DIRECTIVE: Copy everything in the data below exactly except the pictures.

EXERCISE INPUT:
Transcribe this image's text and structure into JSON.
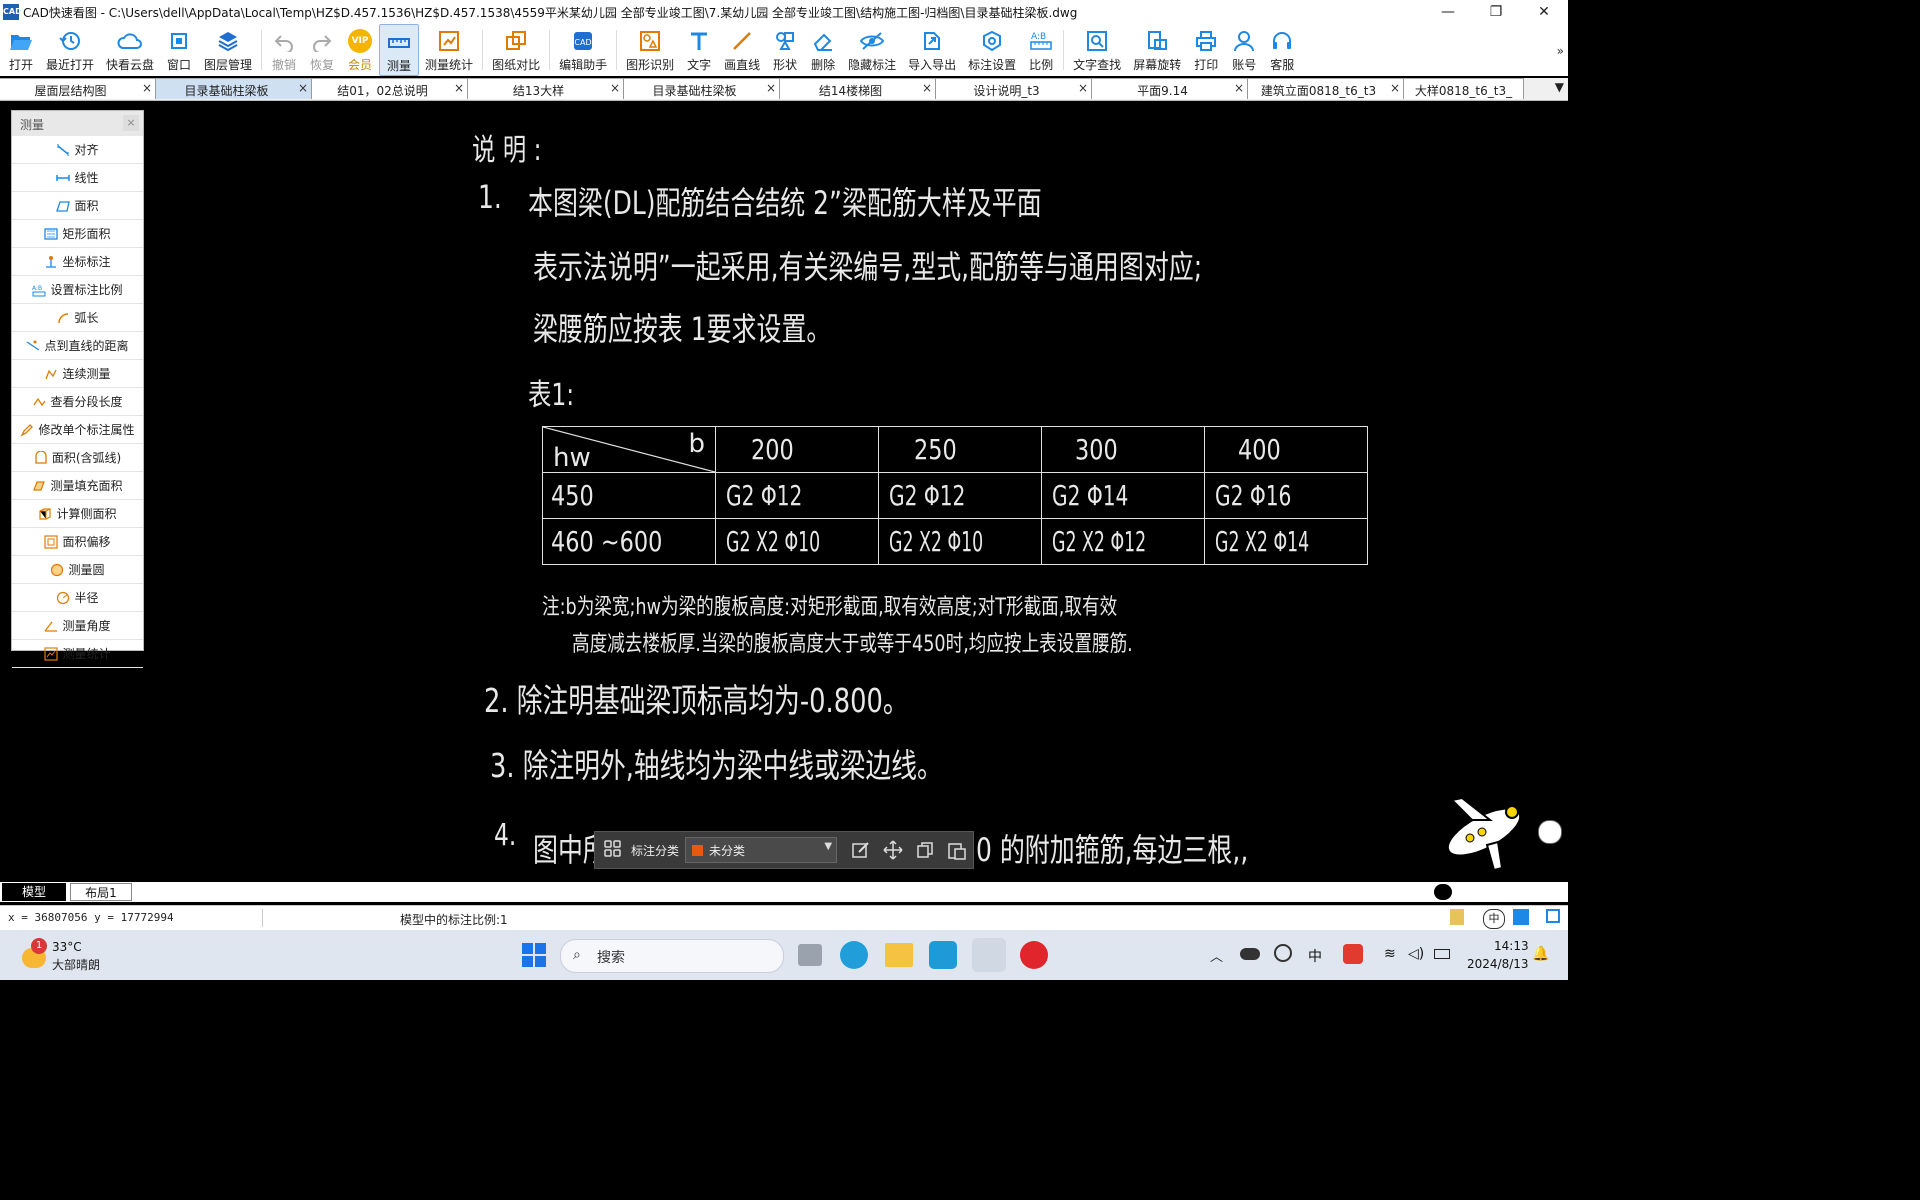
{
  "titlebar": {
    "app_icon_text": "CAD",
    "title": "CAD快速看图 - C:\\Users\\dell\\AppData\\Local\\Temp\\HZ$D.457.1536\\HZ$D.457.1538\\4559平米某幼儿园 全部专业竣工图\\7.某幼儿园 全部专业竣工图\\结构施工图-归档图\\目录基础柱梁板.dwg",
    "minimize": "—",
    "restore": "❐",
    "close": "✕"
  },
  "toolbar": {
    "items": [
      {
        "label": "打开",
        "icon": "folder-open-icon"
      },
      {
        "label": "最近打开",
        "icon": "history-icon"
      },
      {
        "label": "快看云盘",
        "icon": "cloud-icon"
      },
      {
        "label": "窗口",
        "icon": "window-icon"
      },
      {
        "label": "图层管理",
        "icon": "layers-icon"
      },
      {
        "label": "撤销",
        "icon": "undo-icon"
      },
      {
        "label": "恢复",
        "icon": "redo-icon"
      },
      {
        "label": "会员",
        "icon": "vip-icon"
      },
      {
        "label": "测量",
        "icon": "measure-icon"
      },
      {
        "label": "测量统计",
        "icon": "measure-stats-icon"
      },
      {
        "label": "图纸对比",
        "icon": "compare-icon"
      },
      {
        "label": "编辑助手",
        "icon": "edit-assistant-icon"
      },
      {
        "label": "图形识别",
        "icon": "shape-recognize-icon"
      },
      {
        "label": "文字",
        "icon": "text-icon"
      },
      {
        "label": "画直线",
        "icon": "line-icon"
      },
      {
        "label": "形状",
        "icon": "shape-icon"
      },
      {
        "label": "删除",
        "icon": "eraser-icon"
      },
      {
        "label": "隐藏标注",
        "icon": "hide-annotation-icon"
      },
      {
        "label": "导入导出",
        "icon": "import-export-icon"
      },
      {
        "label": "标注设置",
        "icon": "annotation-settings-icon"
      },
      {
        "label": "比例",
        "icon": "scale-icon"
      },
      {
        "label": "文字查找",
        "icon": "text-search-icon"
      },
      {
        "label": "屏幕旋转",
        "icon": "rotate-screen-icon"
      },
      {
        "label": "打印",
        "icon": "printer-icon"
      },
      {
        "label": "账号",
        "icon": "account-icon"
      },
      {
        "label": "客服",
        "icon": "headset-icon"
      }
    ],
    "vip_text": "VIP",
    "more": "»"
  },
  "tabs": {
    "items": [
      "屋面层结构图",
      "目录基础柱梁板",
      "结01，02总说明",
      "结13大样",
      "目录基础柱梁板",
      "结14楼梯图",
      "设计说明_t3",
      "平面9.14",
      "建筑立面0818_t6_t3",
      "大样0818_t6_t3_"
    ],
    "close": "×",
    "dropdown": "▼"
  },
  "measure_panel": {
    "title": "测量",
    "close": "×",
    "items": [
      "对齐",
      "线性",
      "面积",
      "矩形面积",
      "坐标标注",
      "设置标注比例",
      "弧长",
      "点到直线的距离",
      "连续测量",
      "查看分段长度",
      "修改单个标注属性",
      "面积(含弧线)",
      "测量填充面积",
      "计算侧面积",
      "面积偏移",
      "测量圆",
      "半径",
      "测量角度",
      "测量统计"
    ]
  },
  "drawing": {
    "heading": "说  明 :",
    "item1_num": "1.",
    "item1_line1": "本图梁(DL)配筋结合结统 2”梁配筋大样及平面",
    "item1_line2": "表示法说明”一起采用,有关梁编号,型式,配筋等与通用图对应;",
    "item1_line3": "梁腰筋应按表 1要求设置。",
    "table_label": "表1:",
    "table": {
      "corner_b": "b",
      "corner_hw": "hw",
      "headers": [
        "200",
        "250",
        "300",
        "400"
      ],
      "rows": [
        {
          "hw": "450",
          "cells": [
            "G2 Φ12",
            "G2 Φ12",
            "G2 Φ14",
            "G2 Φ16"
          ]
        },
        {
          "hw": "460 ~600",
          "cells": [
            "G2 X2 Φ10",
            "G2 X2 Φ10",
            "G2 X2 Φ12",
            "G2 X2 Φ14"
          ]
        }
      ]
    },
    "note_line1": "注:b为梁宽;hw为梁的腹板高度:对矩形截面,取有效高度;对T形截面,取有效",
    "note_line2": "高度减去楼板厚.当梁的腹板高度大于或等于450时,均应按上表设置腰筋.",
    "item2": "2. 除注明基础梁顶标高均为-0.800。",
    "item3": "3. 除注明外,轴线均为梁中线或梁边线。",
    "item4_num": "4.",
    "item4_start": "图中所有",
    "item4_end": "0 的附加箍筋,每边三根,,"
  },
  "annotation_bar": {
    "label": "标注分类",
    "select_value": "未分类",
    "color": "#e85a0c"
  },
  "layout_tabs": [
    "模型",
    "布局1"
  ],
  "status": {
    "coords": "x = 36807056  y = 17772994",
    "scale": "模型中的标注比例:1"
  },
  "taskbar": {
    "weather_badge": "1",
    "temperature": "33°C",
    "weather": "大部晴朗",
    "search_placeholder": "搜索",
    "ime": "中",
    "time": "14:13",
    "date": "2024/8/13"
  },
  "colors": {
    "canvas": "#000000",
    "cad_text": "#e8e8e8",
    "accent": "#1e6fd0",
    "active_tab": "#cfe0f3"
  }
}
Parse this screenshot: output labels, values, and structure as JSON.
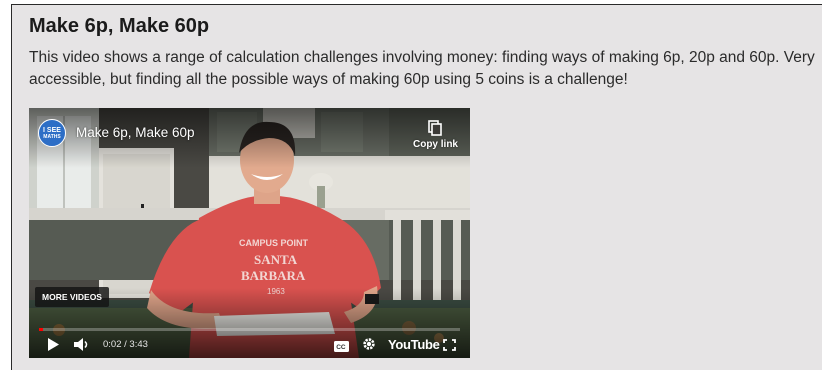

EXERCISE SOLUTION:
Transcribe this image's text and structure into JSON.
{
  "titlebar": {
    "app_icon_text": "CAD",
    "title": "CAD快速看图 - C:\\Users\\dell\\AppData\\Local\\Temp\\HZ$D.457.1536\\HZ$D.457.1538\\4559平米某幼儿园 全部专业竣工图\\7.某幼儿园 全部专业竣工图\\结构施工图-归档图\\目录基础柱梁板.dwg",
    "minimize": "—",
    "restore": "❐",
    "close": "✕"
  },
  "toolbar": {
    "items": [
      {
        "label": "打开",
        "icon": "folder-open-icon"
      },
      {
        "label": "最近打开",
        "icon": "history-icon"
      },
      {
        "label": "快看云盘",
        "icon": "cloud-icon"
      },
      {
        "label": "窗口",
        "icon": "window-icon"
      },
      {
        "label": "图层管理",
        "icon": "layers-icon"
      },
      {
        "label": "撤销",
        "icon": "undo-icon"
      },
      {
        "label": "恢复",
        "icon": "redo-icon"
      },
      {
        "label": "会员",
        "icon": "vip-icon"
      },
      {
        "label": "测量",
        "icon": "measure-icon"
      },
      {
        "label": "测量统计",
        "icon": "measure-stats-icon"
      },
      {
        "label": "图纸对比",
        "icon": "compare-icon"
      },
      {
        "label": "编辑助手",
        "icon": "edit-assistant-icon"
      },
      {
        "label": "图形识别",
        "icon": "shape-recognize-icon"
      },
      {
        "label": "文字",
        "icon": "text-icon"
      },
      {
        "label": "画直线",
        "icon": "line-icon"
      },
      {
        "label": "形状",
        "icon": "shape-icon"
      },
      {
        "label": "删除",
        "icon": "eraser-icon"
      },
      {
        "label": "隐藏标注",
        "icon": "hide-annotation-icon"
      },
      {
        "label": "导入导出",
        "icon": "import-export-icon"
      },
      {
        "label": "标注设置",
        "icon": "annotation-settings-icon"
      },
      {
        "label": "比例",
        "icon": "scale-icon"
      },
      {
        "label": "文字查找",
        "icon": "text-search-icon"
      },
      {
        "label": "屏幕旋转",
        "icon": "rotate-screen-icon"
      },
      {
        "label": "打印",
        "icon": "printer-icon"
      },
      {
        "label": "账号",
        "icon": "account-icon"
      },
      {
        "label": "客服",
        "icon": "headset-icon"
      }
    ],
    "vip_text": "VIP",
    "more": "»"
  },
  "tabs": {
    "items": [
      "屋面层结构图",
      "目录基础柱梁板",
      "结01，02总说明",
      "结13大样",
      "目录基础柱梁板",
      "结14楼梯图",
      "设计说明_t3",
      "平面9.14",
      "建筑立面0818_t6_t3",
      "大样0818_t6_t3_"
    ],
    "close": "×",
    "dropdown": "▼"
  },
  "measure_panel": {
    "title": "测量",
    "close": "×",
    "items": [
      "对齐",
      "线性",
      "面积",
      "矩形面积",
      "坐标标注",
      "设置标注比例",
      "弧长",
      "点到直线的距离",
      "连续测量",
      "查看分段长度",
      "修改单个标注属性",
      "面积(含弧线)",
      "测量填充面积",
      "计算侧面积",
      "面积偏移",
      "测量圆",
      "半径",
      "测量角度",
      "测量统计"
    ]
  },
  "drawing": {
    "heading": "说  明 :",
    "item1_num": "1.",
    "item1_line1": "本图梁(DL)配筋结合结统 2”梁配筋大样及平面",
    "item1_line2": "表示法说明”一起采用,有关梁编号,型式,配筋等与通用图对应;",
    "item1_line3": "梁腰筋应按表 1要求设置。",
    "table_label": "表1:",
    "table": {
      "corner_b": "b",
      "corner_hw": "hw",
      "headers": [
        "200",
        "250",
        "300",
        "400"
      ],
      "rows": [
        {
          "hw": "450",
          "cells": [
            "G2 Φ12",
            "G2 Φ12",
            "G2 Φ14",
            "G2 Φ16"
          ]
        },
        {
          "hw": "460 ~600",
          "cells": [
            "G2 X2 Φ10",
            "G2 X2 Φ10",
            "G2 X2 Φ12",
            "G2 X2 Φ14"
          ]
        }
      ]
    },
    "note_line1": "注:b为梁宽;hw为梁的腹板高度:对矩形截面,取有效高度;对T形截面,取有效",
    "note_line2": "高度减去楼板厚.当梁的腹板高度大于或等于450时,均应按上表设置腰筋.",
    "item2": "2. 除注明基础梁顶标高均为-0.800。",
    "item3": "3. 除注明外,轴线均为梁中线或梁边线。",
    "item4_num": "4.",
    "item4_start": "图中所有",
    "item4_end": "0 的附加箍筋,每边三根,,"
  },
  "annotation_bar": {
    "label": "标注分类",
    "select_value": "未分类",
    "color": "#e85a0c"
  },
  "layout_tabs": [
    "模型",
    "布局1"
  ],
  "status": {
    "coords": "x = 36807056  y = 17772994",
    "scale": "模型中的标注比例:1"
  },
  "taskbar": {
    "weather_badge": "1",
    "temperature": "33°C",
    "weather": "大部晴朗",
    "search_placeholder": "搜索",
    "ime": "中",
    "time": "14:13",
    "date": "2024/8/13"
  },
  "colors": {
    "canvas": "#000000",
    "cad_text": "#e8e8e8",
    "accent": "#1e6fd0",
    "active_tab": "#cfe0f3"
  }
}
Parse this screenshot: output labels, values, and structure as JSON.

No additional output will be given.